■ DO THIS ■
In the entries below, find the lines with the word "Student" and copy them.

%%

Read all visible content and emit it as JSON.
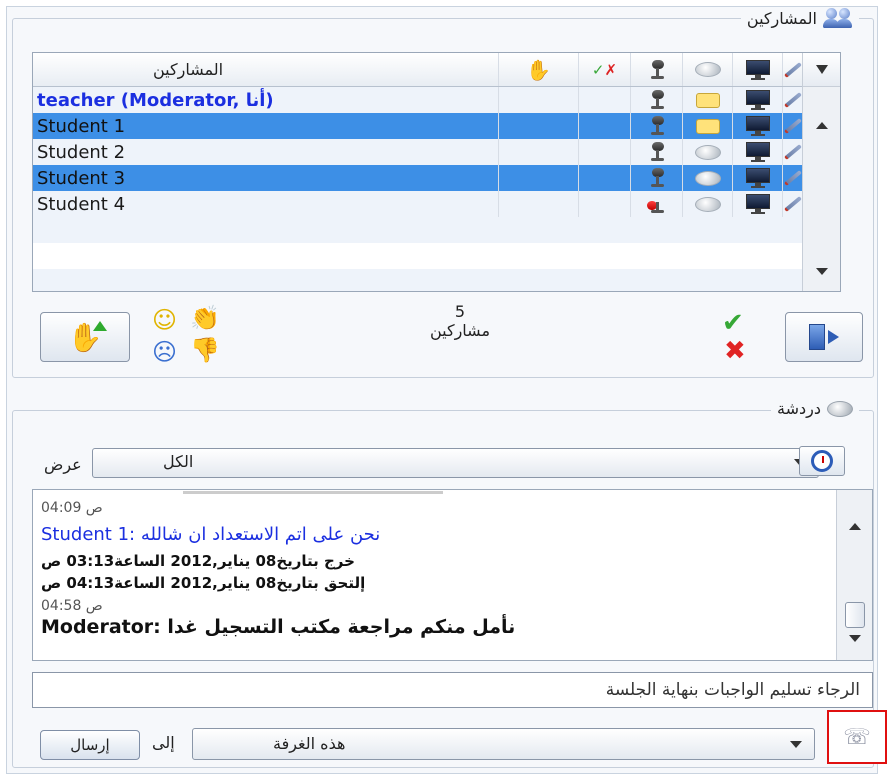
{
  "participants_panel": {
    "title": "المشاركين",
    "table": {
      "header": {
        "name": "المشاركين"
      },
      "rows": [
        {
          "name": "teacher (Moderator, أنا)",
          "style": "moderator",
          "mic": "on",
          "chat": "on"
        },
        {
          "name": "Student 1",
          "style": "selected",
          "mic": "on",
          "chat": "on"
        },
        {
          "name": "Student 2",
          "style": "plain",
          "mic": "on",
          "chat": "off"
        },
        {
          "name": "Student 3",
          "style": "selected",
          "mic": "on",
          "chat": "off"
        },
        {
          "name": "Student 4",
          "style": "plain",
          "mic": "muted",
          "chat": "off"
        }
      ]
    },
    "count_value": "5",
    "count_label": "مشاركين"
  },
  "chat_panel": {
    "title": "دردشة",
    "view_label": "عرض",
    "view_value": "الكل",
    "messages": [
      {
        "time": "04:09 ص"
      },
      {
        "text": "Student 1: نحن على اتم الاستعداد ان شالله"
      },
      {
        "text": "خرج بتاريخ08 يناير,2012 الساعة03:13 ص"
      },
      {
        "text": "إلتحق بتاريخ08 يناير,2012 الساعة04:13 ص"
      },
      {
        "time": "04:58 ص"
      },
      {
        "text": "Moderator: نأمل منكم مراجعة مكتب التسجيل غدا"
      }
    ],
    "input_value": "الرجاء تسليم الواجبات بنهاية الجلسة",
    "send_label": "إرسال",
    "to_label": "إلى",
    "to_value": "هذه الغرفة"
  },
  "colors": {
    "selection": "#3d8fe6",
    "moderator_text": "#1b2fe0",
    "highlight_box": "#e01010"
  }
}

%%

■ ANSWER FOR THE TASK ■
          "name": "Student 1",
          "name": "Student 2",
          "name": "Student 3",
          "name": "Student 4",
        "text": "Student 1: نحن على اتم الاستعداد ان شالله"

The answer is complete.